┌─ RAW RECORDS
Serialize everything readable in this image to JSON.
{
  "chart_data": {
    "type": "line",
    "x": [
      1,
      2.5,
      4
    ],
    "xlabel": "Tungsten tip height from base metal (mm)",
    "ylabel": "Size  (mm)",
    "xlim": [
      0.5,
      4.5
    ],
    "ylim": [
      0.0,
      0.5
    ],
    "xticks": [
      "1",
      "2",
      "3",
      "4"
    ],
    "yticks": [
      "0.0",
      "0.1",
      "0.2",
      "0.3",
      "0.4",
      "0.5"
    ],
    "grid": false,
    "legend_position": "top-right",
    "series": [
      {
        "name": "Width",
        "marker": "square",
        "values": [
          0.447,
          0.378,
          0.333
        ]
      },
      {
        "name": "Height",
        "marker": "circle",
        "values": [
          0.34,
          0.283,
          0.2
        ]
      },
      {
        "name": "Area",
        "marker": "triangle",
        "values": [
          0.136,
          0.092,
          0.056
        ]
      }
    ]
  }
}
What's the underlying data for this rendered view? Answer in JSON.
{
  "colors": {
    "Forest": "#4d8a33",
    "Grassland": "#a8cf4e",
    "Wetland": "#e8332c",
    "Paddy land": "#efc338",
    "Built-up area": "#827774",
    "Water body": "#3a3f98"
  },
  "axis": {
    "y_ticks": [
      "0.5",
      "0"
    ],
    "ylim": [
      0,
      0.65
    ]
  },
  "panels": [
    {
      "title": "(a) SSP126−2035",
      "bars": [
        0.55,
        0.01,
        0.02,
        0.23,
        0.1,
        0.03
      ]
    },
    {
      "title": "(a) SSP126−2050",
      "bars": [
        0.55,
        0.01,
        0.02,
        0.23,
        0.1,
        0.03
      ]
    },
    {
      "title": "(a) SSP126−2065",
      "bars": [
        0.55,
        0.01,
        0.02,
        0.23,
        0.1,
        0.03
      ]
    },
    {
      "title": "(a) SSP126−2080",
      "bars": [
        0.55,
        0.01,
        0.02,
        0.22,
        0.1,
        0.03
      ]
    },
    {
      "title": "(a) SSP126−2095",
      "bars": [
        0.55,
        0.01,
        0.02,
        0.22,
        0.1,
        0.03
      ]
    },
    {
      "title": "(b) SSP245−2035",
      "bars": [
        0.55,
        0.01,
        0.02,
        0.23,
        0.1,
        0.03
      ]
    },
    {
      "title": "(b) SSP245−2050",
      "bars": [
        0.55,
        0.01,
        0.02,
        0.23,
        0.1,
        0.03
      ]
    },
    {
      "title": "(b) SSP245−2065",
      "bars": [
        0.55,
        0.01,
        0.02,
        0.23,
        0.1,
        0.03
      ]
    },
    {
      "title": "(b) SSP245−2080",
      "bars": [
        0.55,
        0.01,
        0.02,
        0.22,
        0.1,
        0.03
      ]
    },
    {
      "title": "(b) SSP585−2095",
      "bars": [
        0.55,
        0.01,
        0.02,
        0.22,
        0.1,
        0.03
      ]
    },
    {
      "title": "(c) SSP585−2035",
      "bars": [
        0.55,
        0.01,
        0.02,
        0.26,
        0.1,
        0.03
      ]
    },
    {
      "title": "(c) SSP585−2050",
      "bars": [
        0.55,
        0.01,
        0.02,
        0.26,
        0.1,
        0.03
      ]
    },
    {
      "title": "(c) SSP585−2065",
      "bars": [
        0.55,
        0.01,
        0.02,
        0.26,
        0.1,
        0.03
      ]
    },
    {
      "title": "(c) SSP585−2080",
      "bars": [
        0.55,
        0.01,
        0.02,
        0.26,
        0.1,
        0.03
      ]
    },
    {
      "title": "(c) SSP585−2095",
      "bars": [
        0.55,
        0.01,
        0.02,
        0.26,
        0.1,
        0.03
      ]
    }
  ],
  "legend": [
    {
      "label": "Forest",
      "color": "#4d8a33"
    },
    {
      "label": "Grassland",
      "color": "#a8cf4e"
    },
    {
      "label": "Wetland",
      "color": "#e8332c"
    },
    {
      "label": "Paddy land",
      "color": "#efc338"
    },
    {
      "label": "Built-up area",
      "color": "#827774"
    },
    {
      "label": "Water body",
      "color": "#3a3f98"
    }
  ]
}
└─
• EXERCISE: Search the entries for the word "marker" and copy every line that has it.

• SOLUTION FOR THIS TASK:
        "marker": "square",
        "marker": "circle",
        "marker": "triangle",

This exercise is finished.